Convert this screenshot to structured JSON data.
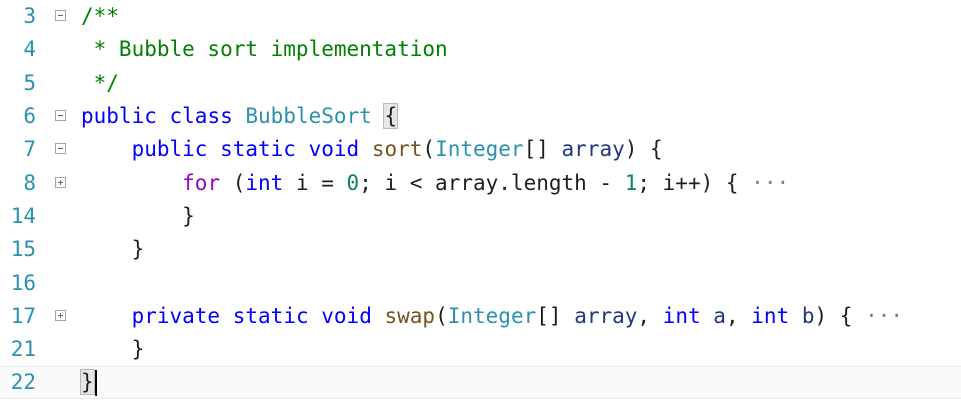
{
  "editor": {
    "lines": [
      {
        "num": "3",
        "fold": "minus",
        "tokens": [
          {
            "t": "/**",
            "c": "cm"
          }
        ]
      },
      {
        "num": "4",
        "fold": "",
        "tokens": [
          {
            "t": " * Bubble sort implementation",
            "c": "cm"
          }
        ]
      },
      {
        "num": "5",
        "fold": "",
        "tokens": [
          {
            "t": " */",
            "c": "cm"
          }
        ]
      },
      {
        "num": "6",
        "fold": "minus",
        "tokens": [
          {
            "t": "public",
            "c": "kw"
          },
          {
            "t": " ",
            "c": "op"
          },
          {
            "t": "class",
            "c": "kw"
          },
          {
            "t": " ",
            "c": "op"
          },
          {
            "t": "BubbleSort",
            "c": "ty"
          },
          {
            "t": " ",
            "c": "op"
          },
          {
            "t": "{",
            "c": "op brace-hl"
          }
        ]
      },
      {
        "num": "7",
        "fold": "minus",
        "tokens": [
          {
            "t": "    ",
            "c": "op"
          },
          {
            "t": "public",
            "c": "kw"
          },
          {
            "t": " ",
            "c": "op"
          },
          {
            "t": "static",
            "c": "kw"
          },
          {
            "t": " ",
            "c": "op"
          },
          {
            "t": "void",
            "c": "kw"
          },
          {
            "t": " ",
            "c": "op"
          },
          {
            "t": "sort",
            "c": "fn"
          },
          {
            "t": "(",
            "c": "op"
          },
          {
            "t": "Integer",
            "c": "ty"
          },
          {
            "t": "[] ",
            "c": "op"
          },
          {
            "t": "array",
            "c": "id"
          },
          {
            "t": ") {",
            "c": "op"
          }
        ]
      },
      {
        "num": "8",
        "fold": "plus",
        "tokens": [
          {
            "t": "        ",
            "c": "op"
          },
          {
            "t": "for",
            "c": "ctl"
          },
          {
            "t": " (",
            "c": "op"
          },
          {
            "t": "int",
            "c": "kw"
          },
          {
            "t": " i = ",
            "c": "op"
          },
          {
            "t": "0",
            "c": "num"
          },
          {
            "t": "; i < array.length - ",
            "c": "op"
          },
          {
            "t": "1",
            "c": "num"
          },
          {
            "t": "; i++) { ",
            "c": "op"
          },
          {
            "t": "···",
            "c": "ell"
          }
        ]
      },
      {
        "num": "14",
        "fold": "",
        "tokens": [
          {
            "t": "        }",
            "c": "op"
          }
        ]
      },
      {
        "num": "15",
        "fold": "",
        "tokens": [
          {
            "t": "    }",
            "c": "op"
          }
        ]
      },
      {
        "num": "16",
        "fold": "",
        "tokens": []
      },
      {
        "num": "17",
        "fold": "plus",
        "tokens": [
          {
            "t": "    ",
            "c": "op"
          },
          {
            "t": "private",
            "c": "kw"
          },
          {
            "t": " ",
            "c": "op"
          },
          {
            "t": "static",
            "c": "kw"
          },
          {
            "t": " ",
            "c": "op"
          },
          {
            "t": "void",
            "c": "kw"
          },
          {
            "t": " ",
            "c": "op"
          },
          {
            "t": "swap",
            "c": "fn"
          },
          {
            "t": "(",
            "c": "op"
          },
          {
            "t": "Integer",
            "c": "ty"
          },
          {
            "t": "[] ",
            "c": "op"
          },
          {
            "t": "array",
            "c": "id"
          },
          {
            "t": ", ",
            "c": "op"
          },
          {
            "t": "int",
            "c": "kw"
          },
          {
            "t": " ",
            "c": "op"
          },
          {
            "t": "a",
            "c": "id"
          },
          {
            "t": ", ",
            "c": "op"
          },
          {
            "t": "int",
            "c": "kw"
          },
          {
            "t": " ",
            "c": "op"
          },
          {
            "t": "b",
            "c": "id"
          },
          {
            "t": ") { ",
            "c": "op"
          },
          {
            "t": "···",
            "c": "ell"
          }
        ]
      },
      {
        "num": "21",
        "fold": "",
        "tokens": [
          {
            "t": "    }",
            "c": "op"
          }
        ]
      },
      {
        "num": "22",
        "fold": "",
        "current": true,
        "tokens": [
          {
            "t": "}",
            "c": "op brace-hl"
          }
        ]
      }
    ]
  }
}
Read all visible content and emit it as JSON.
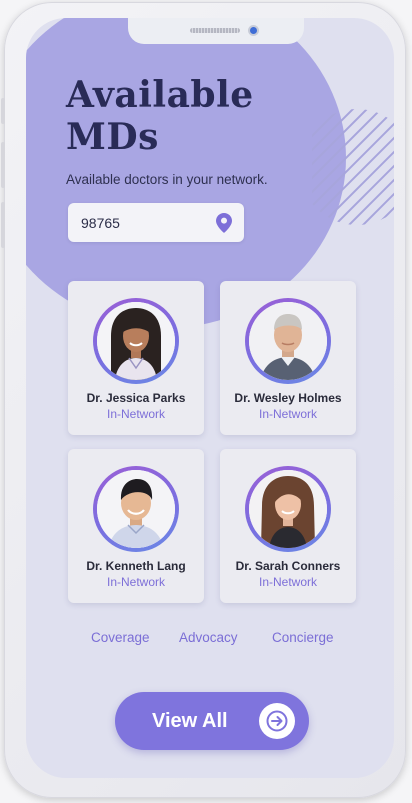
{
  "header": {
    "title_line1": "Available",
    "title_line2": "MDs",
    "subtitle": "Available doctors in your network."
  },
  "search": {
    "zip_value": "98765",
    "location_icon": "map-pin-icon"
  },
  "doctors": [
    {
      "name": "Dr. Jessica Parks",
      "status": "In-Network",
      "avatar": "female-doctor-photo"
    },
    {
      "name": "Dr. Wesley Holmes",
      "status": "In-Network",
      "avatar": "male-doctor-photo"
    },
    {
      "name": "Dr. Kenneth Lang",
      "status": "In-Network",
      "avatar": "male-doctor-photo"
    },
    {
      "name": "Dr. Sarah Conners",
      "status": "In-Network",
      "avatar": "female-doctor-photo"
    }
  ],
  "links": {
    "coverage": "Coverage",
    "advocacy": "Advocacy",
    "concierge": "Concierge"
  },
  "cta": {
    "label": "View All",
    "icon": "arrow-right-circle-icon"
  },
  "colors": {
    "accent": "#7f74dd",
    "blob": "#a9a6e3",
    "title": "#292b57",
    "status": "#7d6fd8",
    "background": "#dfe0ef"
  }
}
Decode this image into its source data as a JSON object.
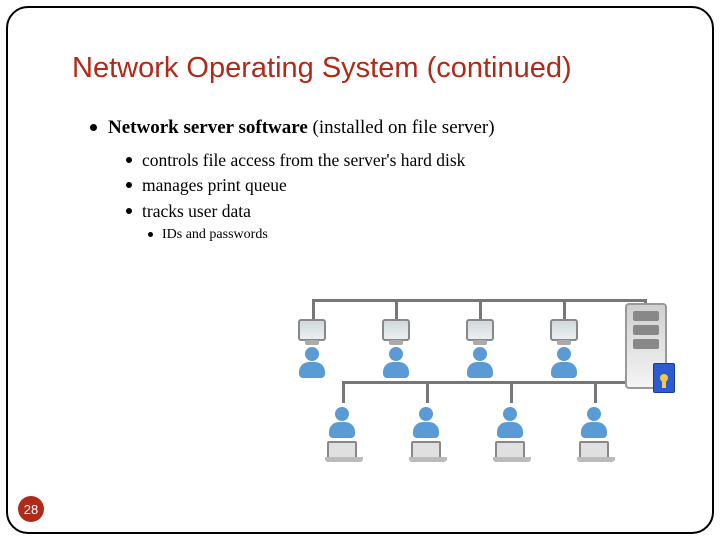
{
  "title": "Network Operating System (continued)",
  "bullets": {
    "main": {
      "bold": "Network server software",
      "rest": " (installed on file server)"
    },
    "sub": [
      "controls file access from the server's hard disk",
      "manages print queue",
      "tracks user data"
    ],
    "subsub": [
      "IDs and passwords"
    ]
  },
  "pageNumber": "28",
  "diagram": {
    "description": "Bus-topology LAN: four desktop workstations (top row) and four laptop users (bottom row) connected via a shared bus to a file server with a security/lock badge."
  },
  "colors": {
    "accent": "#b02a1a",
    "personBlue": "#5b9bd5",
    "badgeBlue": "#2b5cd1",
    "keyGold": "#f2c94c"
  }
}
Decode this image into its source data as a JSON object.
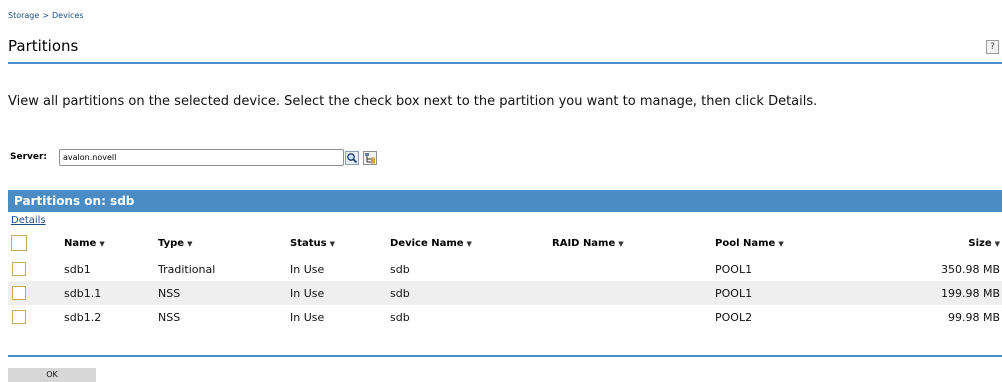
{
  "breadcrumb": [
    "Storage",
    "Devices"
  ],
  "breadcrumb_sep": ">",
  "page_title": "Partitions",
  "help_label": "?",
  "description": "View all partitions on the selected device. Select the check box next to the partition you want to manage, then click Details.",
  "server": {
    "label": "Server:",
    "value": "avalon.novell"
  },
  "icons": {
    "search": "search-icon",
    "browse": "browse-tree-icon",
    "help": "help-icon"
  },
  "table": {
    "title": "Partitions on: sdb",
    "details_link": "Details",
    "columns": [
      "Name",
      "Type",
      "Status",
      "Device Name",
      "RAID Name",
      "Pool Name",
      "Size"
    ],
    "rows": [
      [
        "sdb1",
        "Traditional",
        "In Use",
        "sdb",
        "",
        "POOL1",
        "350.98 MB"
      ],
      [
        "sdb1.1",
        "NSS",
        "In Use",
        "sdb",
        "",
        "POOL1",
        "199.98 MB"
      ],
      [
        "sdb1.2",
        "NSS",
        "In Use",
        "sdb",
        "",
        "POOL2",
        "99.98 MB"
      ]
    ]
  },
  "ok_label": "OK",
  "colors": {
    "accent": "#4a8cc3",
    "link": "#1b4e86",
    "checkbox_border": "#c8ac57",
    "row_stripe": "#efefef"
  }
}
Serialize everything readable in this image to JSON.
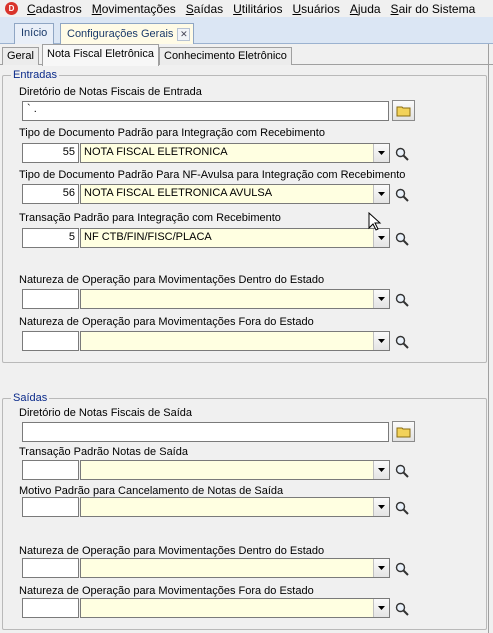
{
  "menu": {
    "items": [
      "Cadastros",
      "Movimentações",
      "Saídas",
      "Utilitários",
      "Usuários",
      "Ajuda",
      "Sair do Sistema"
    ]
  },
  "doc_tabs": [
    "Início",
    "Configurações Gerais"
  ],
  "sub_tabs": [
    "Geral",
    "Nota Fiscal Eletrônica",
    "Conhecimento Eletrônico"
  ],
  "entradas": {
    "legend": "Entradas",
    "dir_label": "Diretório de Notas Fiscais de Entrada",
    "dir_value": "`                .",
    "tipo_doc": {
      "label": "Tipo de Documento Padrão para Integração com Recebimento",
      "code": "55",
      "value": "NOTA FISCAL ELETRONICA"
    },
    "tipo_doc_avulsa": {
      "label": "Tipo de Documento Padrão Para NF-Avulsa para Integração com Recebimento",
      "code": "56",
      "value": "NOTA FISCAL ELETRONICA AVULSA"
    },
    "transacao": {
      "label": "Transação Padrão para Integração com Recebimento",
      "code": "5",
      "value": "NF CTB/FIN/FISC/PLACA"
    },
    "nat_dentro": {
      "label": "Natureza de Operação para Movimentações Dentro do Estado",
      "code": "",
      "value": ""
    },
    "nat_fora": {
      "label": "Natureza de Operação para Movimentações Fora do Estado",
      "code": "",
      "value": ""
    }
  },
  "saidas": {
    "legend": "Saídas",
    "dir_label": "Diretório de Notas Fiscais de Saída",
    "dir_value": "",
    "transacao": {
      "label": "Transação Padrão  Notas de Saída",
      "code": "",
      "value": ""
    },
    "motivo": {
      "label": "Motivo Padrão para Cancelamento de Notas de Saída",
      "code": "",
      "value": ""
    },
    "nat_dentro": {
      "label": "Natureza de Operação para Movimentações Dentro do Estado",
      "code": "",
      "value": ""
    },
    "nat_fora": {
      "label": "Natureza de Operação para Movimentações Fora do Estado",
      "code": "",
      "value": ""
    }
  },
  "icons": {
    "app": "app-logo-icon",
    "folder": "folder-icon",
    "lookup": "magnifier-icon",
    "dropdown": "chevron-down-icon",
    "close": "close-icon"
  },
  "colors": {
    "combo_bg": "#ffffe1",
    "legend_text": "#0a2a8a",
    "tab_bar": "#dbe6f4"
  }
}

○ ○ ○

Aim of the exercise: Scan the listing above. Gather each line that contains the word "Documento".

Response to this task:
      "label": "Tipo de Documento Padrão para Integração com Recebimento",
      "label": "Tipo de Documento Padrão Para NF-Avulsa para Integração com Recebimento",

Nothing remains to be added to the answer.